#### [WORK TO BE COMPLETED]
Filter the listing and keep only the lines with the word "color".

#### [GIVEN DATA]
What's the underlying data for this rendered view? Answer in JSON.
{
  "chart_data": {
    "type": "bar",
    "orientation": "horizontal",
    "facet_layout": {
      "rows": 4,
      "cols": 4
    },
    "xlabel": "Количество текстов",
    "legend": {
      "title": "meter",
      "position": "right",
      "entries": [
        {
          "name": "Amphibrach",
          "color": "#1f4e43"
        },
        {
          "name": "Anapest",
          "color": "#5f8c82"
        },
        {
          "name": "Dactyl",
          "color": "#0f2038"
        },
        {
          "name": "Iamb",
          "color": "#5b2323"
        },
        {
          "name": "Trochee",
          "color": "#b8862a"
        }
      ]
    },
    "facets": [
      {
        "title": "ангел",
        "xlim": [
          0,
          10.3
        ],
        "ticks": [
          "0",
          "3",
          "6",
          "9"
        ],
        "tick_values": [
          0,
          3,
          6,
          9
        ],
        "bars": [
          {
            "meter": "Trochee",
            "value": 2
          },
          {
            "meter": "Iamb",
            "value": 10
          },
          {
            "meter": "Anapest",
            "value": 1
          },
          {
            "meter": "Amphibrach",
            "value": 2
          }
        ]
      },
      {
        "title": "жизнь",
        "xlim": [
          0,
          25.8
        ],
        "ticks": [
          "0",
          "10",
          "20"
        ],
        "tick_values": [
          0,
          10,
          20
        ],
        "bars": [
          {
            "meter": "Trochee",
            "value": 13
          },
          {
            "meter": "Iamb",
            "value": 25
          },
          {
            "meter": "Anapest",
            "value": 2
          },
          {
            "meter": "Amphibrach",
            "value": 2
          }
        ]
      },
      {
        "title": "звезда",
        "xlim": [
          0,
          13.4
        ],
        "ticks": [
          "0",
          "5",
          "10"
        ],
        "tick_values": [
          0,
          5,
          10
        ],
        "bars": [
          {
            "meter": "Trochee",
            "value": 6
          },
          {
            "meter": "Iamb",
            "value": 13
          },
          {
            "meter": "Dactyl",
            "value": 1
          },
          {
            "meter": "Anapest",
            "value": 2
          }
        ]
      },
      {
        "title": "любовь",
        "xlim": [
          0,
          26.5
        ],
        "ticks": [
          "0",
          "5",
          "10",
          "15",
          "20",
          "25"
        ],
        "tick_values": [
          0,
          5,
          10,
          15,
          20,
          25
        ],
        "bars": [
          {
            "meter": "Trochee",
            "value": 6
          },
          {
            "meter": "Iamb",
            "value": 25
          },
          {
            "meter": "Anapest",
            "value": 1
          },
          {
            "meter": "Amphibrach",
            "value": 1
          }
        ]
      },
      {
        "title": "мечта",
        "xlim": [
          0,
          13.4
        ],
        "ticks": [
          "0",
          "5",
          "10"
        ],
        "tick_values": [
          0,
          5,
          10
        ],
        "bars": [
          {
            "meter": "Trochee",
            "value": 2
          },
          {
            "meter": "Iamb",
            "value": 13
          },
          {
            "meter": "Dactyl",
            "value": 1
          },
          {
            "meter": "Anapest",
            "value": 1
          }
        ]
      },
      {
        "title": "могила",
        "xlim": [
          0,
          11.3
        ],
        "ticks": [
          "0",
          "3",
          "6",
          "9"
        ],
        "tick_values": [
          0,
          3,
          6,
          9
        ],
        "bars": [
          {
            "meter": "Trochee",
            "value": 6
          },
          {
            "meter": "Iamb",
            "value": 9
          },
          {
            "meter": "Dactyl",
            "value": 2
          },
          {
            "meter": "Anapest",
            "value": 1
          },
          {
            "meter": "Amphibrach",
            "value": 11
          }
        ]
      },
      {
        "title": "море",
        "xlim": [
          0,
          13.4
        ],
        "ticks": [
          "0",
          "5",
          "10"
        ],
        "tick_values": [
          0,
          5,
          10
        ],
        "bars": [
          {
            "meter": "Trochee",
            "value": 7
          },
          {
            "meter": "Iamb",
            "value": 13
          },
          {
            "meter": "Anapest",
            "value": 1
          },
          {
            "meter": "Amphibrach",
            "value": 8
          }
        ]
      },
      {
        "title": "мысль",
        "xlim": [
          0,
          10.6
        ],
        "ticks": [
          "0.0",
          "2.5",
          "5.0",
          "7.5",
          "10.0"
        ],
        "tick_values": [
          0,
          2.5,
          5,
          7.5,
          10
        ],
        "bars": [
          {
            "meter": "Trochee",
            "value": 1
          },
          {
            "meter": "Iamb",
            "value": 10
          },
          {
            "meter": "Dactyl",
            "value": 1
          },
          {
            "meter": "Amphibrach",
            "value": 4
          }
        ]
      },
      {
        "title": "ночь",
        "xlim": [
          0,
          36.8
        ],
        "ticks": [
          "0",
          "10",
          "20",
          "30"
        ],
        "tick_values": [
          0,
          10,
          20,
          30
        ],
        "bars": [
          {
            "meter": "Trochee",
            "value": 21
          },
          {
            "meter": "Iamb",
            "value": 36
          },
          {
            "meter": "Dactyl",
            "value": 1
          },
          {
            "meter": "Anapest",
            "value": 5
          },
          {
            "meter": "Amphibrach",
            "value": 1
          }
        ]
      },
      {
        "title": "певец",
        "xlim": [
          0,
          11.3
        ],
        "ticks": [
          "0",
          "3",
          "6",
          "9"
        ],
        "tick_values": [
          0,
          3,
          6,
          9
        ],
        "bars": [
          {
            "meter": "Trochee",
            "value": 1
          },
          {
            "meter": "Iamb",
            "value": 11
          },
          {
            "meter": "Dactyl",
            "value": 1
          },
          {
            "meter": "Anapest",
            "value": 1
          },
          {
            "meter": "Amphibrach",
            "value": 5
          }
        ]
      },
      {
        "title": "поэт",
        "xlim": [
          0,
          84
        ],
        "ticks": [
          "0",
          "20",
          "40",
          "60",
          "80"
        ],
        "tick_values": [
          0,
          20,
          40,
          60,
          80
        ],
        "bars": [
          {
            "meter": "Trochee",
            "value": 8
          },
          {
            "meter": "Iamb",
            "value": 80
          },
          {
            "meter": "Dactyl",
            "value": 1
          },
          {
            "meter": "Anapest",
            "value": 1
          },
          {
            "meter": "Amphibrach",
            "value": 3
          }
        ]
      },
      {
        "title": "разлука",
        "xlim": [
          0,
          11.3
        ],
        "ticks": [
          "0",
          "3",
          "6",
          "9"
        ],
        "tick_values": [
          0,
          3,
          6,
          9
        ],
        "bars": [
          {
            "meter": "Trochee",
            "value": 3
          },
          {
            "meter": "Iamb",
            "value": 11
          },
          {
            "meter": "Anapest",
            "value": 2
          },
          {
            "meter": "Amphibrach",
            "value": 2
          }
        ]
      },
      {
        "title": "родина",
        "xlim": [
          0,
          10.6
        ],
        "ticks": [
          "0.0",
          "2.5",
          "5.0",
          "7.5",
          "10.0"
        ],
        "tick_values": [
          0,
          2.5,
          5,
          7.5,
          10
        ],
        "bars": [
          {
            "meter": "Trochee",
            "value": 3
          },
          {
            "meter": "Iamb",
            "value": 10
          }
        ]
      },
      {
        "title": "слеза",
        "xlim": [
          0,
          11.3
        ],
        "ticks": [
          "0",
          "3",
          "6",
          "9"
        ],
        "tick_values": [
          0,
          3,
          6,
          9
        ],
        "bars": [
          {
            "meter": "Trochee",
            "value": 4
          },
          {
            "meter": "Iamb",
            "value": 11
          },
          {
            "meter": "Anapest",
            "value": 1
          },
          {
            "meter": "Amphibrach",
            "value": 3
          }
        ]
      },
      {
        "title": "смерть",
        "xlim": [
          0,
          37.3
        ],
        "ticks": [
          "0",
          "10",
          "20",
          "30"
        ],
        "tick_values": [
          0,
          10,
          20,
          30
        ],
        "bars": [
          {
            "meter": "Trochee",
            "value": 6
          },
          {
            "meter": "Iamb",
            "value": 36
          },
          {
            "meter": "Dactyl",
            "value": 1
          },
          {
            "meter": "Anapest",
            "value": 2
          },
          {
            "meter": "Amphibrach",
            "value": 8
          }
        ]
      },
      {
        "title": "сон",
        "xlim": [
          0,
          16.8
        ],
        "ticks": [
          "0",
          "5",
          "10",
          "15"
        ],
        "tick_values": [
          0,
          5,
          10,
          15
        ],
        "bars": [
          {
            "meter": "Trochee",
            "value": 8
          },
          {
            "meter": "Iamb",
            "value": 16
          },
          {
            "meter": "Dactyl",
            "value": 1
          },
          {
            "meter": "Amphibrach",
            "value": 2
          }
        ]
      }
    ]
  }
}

#### [TASK RESULT]
          "color": "#1f4e43"
          "color": "#5f8c82"
          "color": "#0f2038"
          "color": "#5b2323"
          "color": "#b8862a"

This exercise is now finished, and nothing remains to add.